TASK GOAL
From the letter to the editor on the spring referendum below, set down the passage that begins at the words "Letter to the" and stops after the words "within the SGA.".

SUPPLIED TEXT
The Student News Site of University of Louisiana Monroe

The Hawkeye

The Student News Site of University of Louisiana Monroe

The Hawkeye

The Student News Site of University of Louisiana Monroe

The Hawkeye

Letter to the editor: Spring referendum is waste of money

In the Spring of 2011 the SGA tried to pass a referendum that would have given $1.8 million to sports annually. The Spring 2012 referendum would have increased fees to build a new pool as our programs were cut and faculty were being laid off. In the Fall of 2012, the SGA had a referendum on the drawing board to increase fees in order to raise over $200,000 for athletics, but it was scratched before it came to a vote within the SGA.

And they wonder why they are known for their pathological bias in favor of Greeks and athletics.

This latest referendum, they say, is different. It’s not the obvious gift to sports or frivolous waste of money the others have been.

Well, I think it might be. The slow learners at the SGA finally realized how to talk about their proposals with the rest of us in a way that at least pretends to care about our needs. After all, earlier this semester, SGA President Stafford told the Hawkeye “We won’t just be telling students that we are going to give more money to football.” Then again, only a week later, concerning the referendum, he told the Hawkeye “This is going to ensure that athletics has the money they need.”

More recently, Stafford published a letter in The Hawkeye to clarify concerns and answer questions students may have regarding the referendum, but his letter proved to be nothing more than him shaking pompoms at his organization.

I’m sorry, but the nature of my own concerns about this referendum requires answers that go beyond repeating “all students benefit” ad nauseam and in all-caps.

I will try to be brief, and for the SGA senators, I will attempt plain-spoken diction.

First, I have already asserted that the senators lack a critical understanding of this referendum, something that was easier to infer from attending their meetings than to prove conclusively. That is, until it was reported that on Feb 27 and 28 referendum meetings were held in the SUB at which senators were educated and coached on the particulars of the referendum and how to talk about it with students. But that occurred one month after the Jan 19 meeting at which the senate voted to finalize the language of the referendum to present to the ULS board.

This means that the SGA senators voted unanimously in favor of a referendum they did not understand well enough to have a conversation about.

Second, SGA officials have in the past admitted to working closely with the administration in formulating referendums. If the current proposal passes, it is projected to raise about $1.5 million annually, and the Student Assessed Fee Committee – comprised of students appointed by the administration – will determine which requests for money get approved or denied.

PROVIDED INFORMATION
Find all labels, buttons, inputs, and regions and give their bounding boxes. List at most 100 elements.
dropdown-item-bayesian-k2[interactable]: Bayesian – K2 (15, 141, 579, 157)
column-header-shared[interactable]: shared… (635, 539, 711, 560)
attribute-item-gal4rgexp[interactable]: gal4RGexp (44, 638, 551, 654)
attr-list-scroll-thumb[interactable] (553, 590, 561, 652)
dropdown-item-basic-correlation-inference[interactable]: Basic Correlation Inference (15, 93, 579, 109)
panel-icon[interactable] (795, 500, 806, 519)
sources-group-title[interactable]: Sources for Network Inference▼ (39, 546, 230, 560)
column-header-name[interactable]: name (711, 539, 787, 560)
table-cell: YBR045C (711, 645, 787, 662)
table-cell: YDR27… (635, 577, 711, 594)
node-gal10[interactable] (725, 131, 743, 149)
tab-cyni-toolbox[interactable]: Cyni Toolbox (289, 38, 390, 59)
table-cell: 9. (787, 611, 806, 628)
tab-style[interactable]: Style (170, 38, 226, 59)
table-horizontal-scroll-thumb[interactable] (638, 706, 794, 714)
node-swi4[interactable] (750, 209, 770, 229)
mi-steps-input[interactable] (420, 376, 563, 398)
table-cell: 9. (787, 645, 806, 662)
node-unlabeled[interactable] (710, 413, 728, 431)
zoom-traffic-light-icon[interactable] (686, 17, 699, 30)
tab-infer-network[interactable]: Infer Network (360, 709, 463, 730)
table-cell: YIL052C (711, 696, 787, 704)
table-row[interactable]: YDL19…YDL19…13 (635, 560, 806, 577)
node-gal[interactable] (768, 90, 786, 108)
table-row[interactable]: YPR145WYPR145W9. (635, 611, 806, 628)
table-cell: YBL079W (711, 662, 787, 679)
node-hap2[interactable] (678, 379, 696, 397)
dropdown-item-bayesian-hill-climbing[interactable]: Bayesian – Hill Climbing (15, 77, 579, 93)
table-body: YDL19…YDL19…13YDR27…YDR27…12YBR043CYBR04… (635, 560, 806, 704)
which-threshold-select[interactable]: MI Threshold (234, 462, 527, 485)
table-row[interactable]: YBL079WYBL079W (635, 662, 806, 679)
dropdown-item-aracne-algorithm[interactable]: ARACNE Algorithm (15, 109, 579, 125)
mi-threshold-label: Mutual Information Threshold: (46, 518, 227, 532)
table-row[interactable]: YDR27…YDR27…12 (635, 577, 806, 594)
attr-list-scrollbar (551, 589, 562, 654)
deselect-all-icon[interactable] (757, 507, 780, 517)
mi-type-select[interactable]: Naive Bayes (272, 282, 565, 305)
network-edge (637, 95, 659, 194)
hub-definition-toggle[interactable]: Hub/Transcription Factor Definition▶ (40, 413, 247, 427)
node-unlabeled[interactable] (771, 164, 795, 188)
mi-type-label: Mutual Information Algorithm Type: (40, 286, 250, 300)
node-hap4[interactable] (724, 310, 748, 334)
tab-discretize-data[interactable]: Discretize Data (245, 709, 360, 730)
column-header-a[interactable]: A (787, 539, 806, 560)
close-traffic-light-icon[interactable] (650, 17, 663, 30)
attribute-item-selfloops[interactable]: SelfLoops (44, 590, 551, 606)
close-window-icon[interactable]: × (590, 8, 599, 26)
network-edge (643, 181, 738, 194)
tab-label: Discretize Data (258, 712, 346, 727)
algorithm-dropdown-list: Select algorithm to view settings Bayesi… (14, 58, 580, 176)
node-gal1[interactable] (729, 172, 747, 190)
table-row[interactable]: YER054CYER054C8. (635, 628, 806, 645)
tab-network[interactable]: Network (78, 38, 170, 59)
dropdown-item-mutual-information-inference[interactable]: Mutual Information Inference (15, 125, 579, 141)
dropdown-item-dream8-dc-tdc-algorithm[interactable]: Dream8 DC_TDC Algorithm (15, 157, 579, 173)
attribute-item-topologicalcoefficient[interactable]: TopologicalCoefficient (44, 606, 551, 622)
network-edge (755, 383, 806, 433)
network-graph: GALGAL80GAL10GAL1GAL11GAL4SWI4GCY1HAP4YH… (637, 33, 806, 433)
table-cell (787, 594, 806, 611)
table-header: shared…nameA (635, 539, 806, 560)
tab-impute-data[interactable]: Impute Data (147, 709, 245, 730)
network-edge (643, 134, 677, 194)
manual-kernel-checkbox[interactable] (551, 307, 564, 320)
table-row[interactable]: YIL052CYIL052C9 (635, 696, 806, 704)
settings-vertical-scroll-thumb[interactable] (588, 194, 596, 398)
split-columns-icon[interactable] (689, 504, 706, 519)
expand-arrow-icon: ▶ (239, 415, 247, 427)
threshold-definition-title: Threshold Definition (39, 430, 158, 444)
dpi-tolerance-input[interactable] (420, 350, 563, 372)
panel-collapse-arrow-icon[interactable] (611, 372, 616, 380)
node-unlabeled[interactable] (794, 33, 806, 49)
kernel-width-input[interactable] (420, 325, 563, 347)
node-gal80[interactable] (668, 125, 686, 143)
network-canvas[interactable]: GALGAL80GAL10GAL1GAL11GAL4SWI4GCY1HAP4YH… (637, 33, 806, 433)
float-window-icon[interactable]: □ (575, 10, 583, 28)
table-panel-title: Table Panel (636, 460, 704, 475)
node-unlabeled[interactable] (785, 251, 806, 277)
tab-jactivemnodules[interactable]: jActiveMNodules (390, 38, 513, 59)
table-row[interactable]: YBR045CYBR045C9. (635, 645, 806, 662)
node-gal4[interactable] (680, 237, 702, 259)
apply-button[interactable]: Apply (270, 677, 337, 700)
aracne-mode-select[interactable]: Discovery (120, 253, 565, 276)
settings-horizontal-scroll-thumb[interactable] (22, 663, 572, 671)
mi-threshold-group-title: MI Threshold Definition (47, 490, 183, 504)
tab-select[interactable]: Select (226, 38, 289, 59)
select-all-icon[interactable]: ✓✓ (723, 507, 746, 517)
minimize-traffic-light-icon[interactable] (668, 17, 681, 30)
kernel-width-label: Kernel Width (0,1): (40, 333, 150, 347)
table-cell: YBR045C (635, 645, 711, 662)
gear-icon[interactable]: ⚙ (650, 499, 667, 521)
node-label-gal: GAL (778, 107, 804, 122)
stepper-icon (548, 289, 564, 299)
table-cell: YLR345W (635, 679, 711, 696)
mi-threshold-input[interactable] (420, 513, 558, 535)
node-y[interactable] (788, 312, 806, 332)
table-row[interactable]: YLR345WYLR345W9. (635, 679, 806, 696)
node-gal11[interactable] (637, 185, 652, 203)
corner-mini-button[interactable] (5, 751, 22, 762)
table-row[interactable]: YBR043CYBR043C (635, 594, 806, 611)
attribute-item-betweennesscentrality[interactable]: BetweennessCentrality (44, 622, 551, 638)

ANSWER TO THIS TASK
Letter to the editor: Spring referendum is waste of money

In the Spring of 2011 the SGA tried to pass a referendum that would have given $1.8 million to sports annually. The Spring 2012 referendum would have increased fees to build a new pool as our programs were cut and faculty were being laid off. In the Fall of 2012, the SGA had a referendum on the drawing board to increase fees in order to raise over $200,000 for athletics, but it was scratched before it came to a vote within the SGA.